§ **STATED EXERCISE**: Write out all of the records precisely. Skip anything that is a picture.

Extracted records
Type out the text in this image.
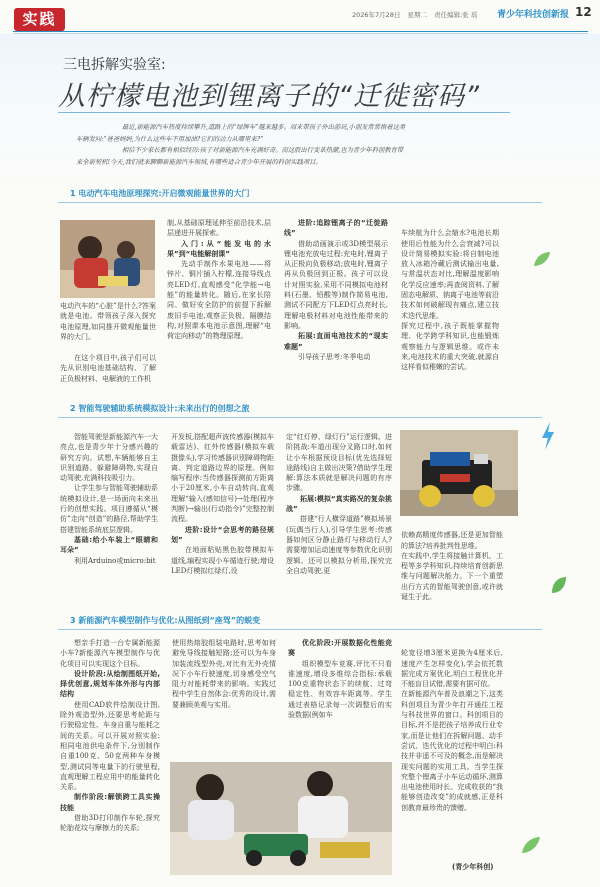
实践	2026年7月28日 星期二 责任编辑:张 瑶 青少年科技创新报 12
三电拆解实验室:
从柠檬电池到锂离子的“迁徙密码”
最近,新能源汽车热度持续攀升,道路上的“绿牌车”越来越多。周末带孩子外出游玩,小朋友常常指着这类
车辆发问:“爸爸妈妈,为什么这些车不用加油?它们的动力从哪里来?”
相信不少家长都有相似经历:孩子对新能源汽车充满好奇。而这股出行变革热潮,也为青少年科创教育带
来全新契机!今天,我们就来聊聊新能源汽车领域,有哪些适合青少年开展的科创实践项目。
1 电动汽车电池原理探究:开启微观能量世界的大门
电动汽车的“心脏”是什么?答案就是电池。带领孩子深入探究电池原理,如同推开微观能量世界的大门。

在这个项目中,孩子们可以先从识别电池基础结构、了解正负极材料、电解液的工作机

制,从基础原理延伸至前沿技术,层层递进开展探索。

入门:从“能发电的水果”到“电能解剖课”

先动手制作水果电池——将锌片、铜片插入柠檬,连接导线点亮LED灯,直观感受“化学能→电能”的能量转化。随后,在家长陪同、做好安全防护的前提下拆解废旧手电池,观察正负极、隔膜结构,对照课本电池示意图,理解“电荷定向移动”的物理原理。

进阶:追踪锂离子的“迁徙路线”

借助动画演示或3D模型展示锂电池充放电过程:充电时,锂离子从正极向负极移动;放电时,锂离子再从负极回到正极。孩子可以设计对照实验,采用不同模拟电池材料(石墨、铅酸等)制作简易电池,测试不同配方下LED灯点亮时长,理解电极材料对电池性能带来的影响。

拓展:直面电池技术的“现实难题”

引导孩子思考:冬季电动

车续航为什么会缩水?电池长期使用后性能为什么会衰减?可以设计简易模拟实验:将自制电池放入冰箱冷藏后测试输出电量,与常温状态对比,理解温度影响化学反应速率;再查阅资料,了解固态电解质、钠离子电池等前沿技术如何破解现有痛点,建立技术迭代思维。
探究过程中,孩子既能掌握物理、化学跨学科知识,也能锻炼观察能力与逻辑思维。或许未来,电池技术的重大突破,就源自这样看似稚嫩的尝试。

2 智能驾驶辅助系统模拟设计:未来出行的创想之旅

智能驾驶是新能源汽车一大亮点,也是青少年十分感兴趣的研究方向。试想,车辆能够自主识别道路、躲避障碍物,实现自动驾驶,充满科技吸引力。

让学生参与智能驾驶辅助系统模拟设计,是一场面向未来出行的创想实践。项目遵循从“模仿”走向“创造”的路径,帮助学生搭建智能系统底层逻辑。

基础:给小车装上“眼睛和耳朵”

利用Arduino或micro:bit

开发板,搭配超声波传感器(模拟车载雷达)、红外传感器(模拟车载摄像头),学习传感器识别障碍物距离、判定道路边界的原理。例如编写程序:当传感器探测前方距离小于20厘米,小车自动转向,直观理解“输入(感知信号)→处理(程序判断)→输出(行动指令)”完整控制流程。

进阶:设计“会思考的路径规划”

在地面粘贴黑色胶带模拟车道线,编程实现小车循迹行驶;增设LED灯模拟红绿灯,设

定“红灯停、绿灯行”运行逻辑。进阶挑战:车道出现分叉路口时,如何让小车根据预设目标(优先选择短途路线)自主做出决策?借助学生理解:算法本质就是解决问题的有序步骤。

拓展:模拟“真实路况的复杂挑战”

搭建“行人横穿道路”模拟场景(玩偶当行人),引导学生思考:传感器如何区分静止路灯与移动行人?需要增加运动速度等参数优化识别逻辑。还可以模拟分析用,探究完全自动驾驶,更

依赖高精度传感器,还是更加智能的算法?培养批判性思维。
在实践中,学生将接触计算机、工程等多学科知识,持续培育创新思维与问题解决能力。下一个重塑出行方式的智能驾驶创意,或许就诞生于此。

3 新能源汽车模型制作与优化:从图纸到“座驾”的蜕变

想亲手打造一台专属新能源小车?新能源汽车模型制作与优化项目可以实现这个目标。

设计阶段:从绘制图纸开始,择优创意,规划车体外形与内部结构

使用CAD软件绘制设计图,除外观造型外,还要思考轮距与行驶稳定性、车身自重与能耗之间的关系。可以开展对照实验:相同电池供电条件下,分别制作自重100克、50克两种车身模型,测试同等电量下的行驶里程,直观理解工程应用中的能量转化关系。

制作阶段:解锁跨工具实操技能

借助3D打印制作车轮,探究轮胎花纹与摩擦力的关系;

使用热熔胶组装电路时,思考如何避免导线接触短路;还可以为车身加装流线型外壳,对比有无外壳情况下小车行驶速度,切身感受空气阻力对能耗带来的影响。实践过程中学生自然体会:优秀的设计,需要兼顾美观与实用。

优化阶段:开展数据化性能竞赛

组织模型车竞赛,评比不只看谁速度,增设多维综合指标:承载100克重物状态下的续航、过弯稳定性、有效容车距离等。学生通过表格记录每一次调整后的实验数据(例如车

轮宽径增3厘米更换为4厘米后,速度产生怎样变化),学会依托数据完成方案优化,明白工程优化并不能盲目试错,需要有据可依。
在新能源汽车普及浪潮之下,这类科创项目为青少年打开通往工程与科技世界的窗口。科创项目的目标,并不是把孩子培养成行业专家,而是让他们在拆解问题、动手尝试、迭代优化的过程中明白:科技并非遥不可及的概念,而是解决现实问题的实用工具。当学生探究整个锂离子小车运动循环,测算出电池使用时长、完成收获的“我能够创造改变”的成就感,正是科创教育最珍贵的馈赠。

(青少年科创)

§ **ANSWER BELOW**:
Type out the text in this image.
实践	2026年7月28日 星期二 责任编辑:张 瑶 青少年科技创新报 12
三电拆解实验室:
从柠檬电池到锂离子的“迁徙密码”
最近,新能源汽车热度持续攀升,道路上的“绿牌车”越来越多。周末带孩子外出游玩,小朋友常常指着这类
车辆发问:“爸爸妈妈,为什么这些车不用加油?它们的动力从哪里来?”
相信不少家长都有相似经历:孩子对新能源汽车充满好奇。而这股出行变革热潮,也为青少年科创教育带
来全新契机!今天,我们就来聊聊新能源汽车领域,有哪些适合青少年开展的科创实践项目。
1 电动汽车电池原理探究:开启微观能量世界的大门
电动汽车的“心脏”是什么?答案就是电池。带领孩子深入探究电池原理,如同推开微观能量世界的大门。

在这个项目中,孩子们可以先从识别电池基础结构、了解正负极材料、电解液的工作机

制,从基础原理延伸至前沿技术,层层递进开展探索。

入门:从“能发电的水果”到“电能解剖课”

先动手制作水果电池——将锌片、铜片插入柠檬,连接导线点亮LED灯,直观感受“化学能→电能”的能量转化。随后,在家长陪同、做好安全防护的前提下拆解废旧手电池,观察正负极、隔膜结构,对照课本电池示意图,理解“电荷定向移动”的物理原理。

进阶:追踪锂离子的“迁徙路线”

借助动画演示或3D模型展示锂电池充放电过程:充电时,锂离子从正极向负极移动;放电时,锂离子再从负极回到正极。孩子可以设计对照实验,采用不同模拟电池材料(石墨、铅酸等)制作简易电池,测试不同配方下LED灯点亮时长,理解电极材料对电池性能带来的影响。

拓展:直面电池技术的“现实难题”

引导孩子思考:冬季电动

车续航为什么会缩水?电池长期使用后性能为什么会衰减?可以设计简易模拟实验:将自制电池放入冰箱冷藏后测试输出电量,与常温状态对比,理解温度影响化学反应速率;再查阅资料,了解固态电解质、钠离子电池等前沿技术如何破解现有痛点,建立技术迭代思维。
探究过程中,孩子既能掌握物理、化学跨学科知识,也能锻炼观察能力与逻辑思维。或许未来,电池技术的重大突破,就源自这样看似稚嫩的尝试。

2 智能驾驶辅助系统模拟设计:未来出行的创想之旅

智能驾驶是新能源汽车一大亮点,也是青少年十分感兴趣的研究方向。试想,车辆能够自主识别道路、躲避障碍物,实现自动驾驶,充满科技吸引力。

让学生参与智能驾驶辅助系统模拟设计,是一场面向未来出行的创想实践。项目遵循从“模仿”走向“创造”的路径,帮助学生搭建智能系统底层逻辑。

基础:给小车装上“眼睛和耳朵”

利用Arduino或micro:bit

开发板,搭配超声波传感器(模拟车载雷达)、红外传感器(模拟车载摄像头),学习传感器识别障碍物距离、判定道路边界的原理。例如编写程序:当传感器探测前方距离小于20厘米,小车自动转向,直观理解“输入(感知信号)→处理(程序判断)→输出(行动指令)”完整控制流程。

进阶:设计“会思考的路径规划”

在地面粘贴黑色胶带模拟车道线,编程实现小车循迹行驶;增设LED灯模拟红绿灯,设

定“红灯停、绿灯行”运行逻辑。进阶挑战:车道出现分叉路口时,如何让小车根据预设目标(优先选择短途路线)自主做出决策?借助学生理解:算法本质就是解决问题的有序步骤。

拓展:模拟“真实路况的复杂挑战”

搭建“行人横穿道路”模拟场景(玩偶当行人),引导学生思考:传感器如何区分静止路灯与移动行人?需要增加运动速度等参数优化识别逻辑。还可以模拟分析用,探究完全自动驾驶,更

依赖高精度传感器,还是更加智能的算法?培养批判性思维。
在实践中,学生将接触计算机、工程等多学科知识,持续培育创新思维与问题解决能力。下一个重塑出行方式的智能驾驶创意,或许就诞生于此。

3 新能源汽车模型制作与优化:从图纸到“座驾”的蜕变

想亲手打造一台专属新能源小车?新能源汽车模型制作与优化项目可以实现这个目标。

设计阶段:从绘制图纸开始,择优创意,规划车体外形与内部结构

使用CAD软件绘制设计图,除外观造型外,还要思考轮距与行驶稳定性、车身自重与能耗之间的关系。可以开展对照实验:相同电池供电条件下,分别制作自重100克、50克两种车身模型,测试同等电量下的行驶里程,直观理解工程应用中的能量转化关系。

制作阶段:解锁跨工具实操技能

借助3D打印制作车轮,探究轮胎花纹与摩擦力的关系;

使用热熔胶组装电路时,思考如何避免导线接触短路;还可以为车身加装流线型外壳,对比有无外壳情况下小车行驶速度,切身感受空气阻力对能耗带来的影响。实践过程中学生自然体会:优秀的设计,需要兼顾美观与实用。

优化阶段:开展数据化性能竞赛

组织模型车竞赛,评比不只看谁速度,增设多维综合指标:承载100克重物状态下的续航、过弯稳定性、有效容车距离等。学生通过表格记录每一次调整后的实验数据(例如车

轮宽径增3厘米更换为4厘米后,速度产生怎样变化),学会依托数据完成方案优化,明白工程优化并不能盲目试错,需要有据可依。
在新能源汽车普及浪潮之下,这类科创项目为青少年打开通往工程与科技世界的窗口。科创项目的目标,并不是把孩子培养成行业专家,而是让他们在拆解问题、动手尝试、迭代优化的过程中明白:科技并非遥不可及的概念,而是解决现实问题的实用工具。当学生探究整个锂离子小车运动循环,测算出电池使用时长、完成收获的“我能够创造改变”的成就感,正是科创教育最珍贵的馈赠。

(青少年科创)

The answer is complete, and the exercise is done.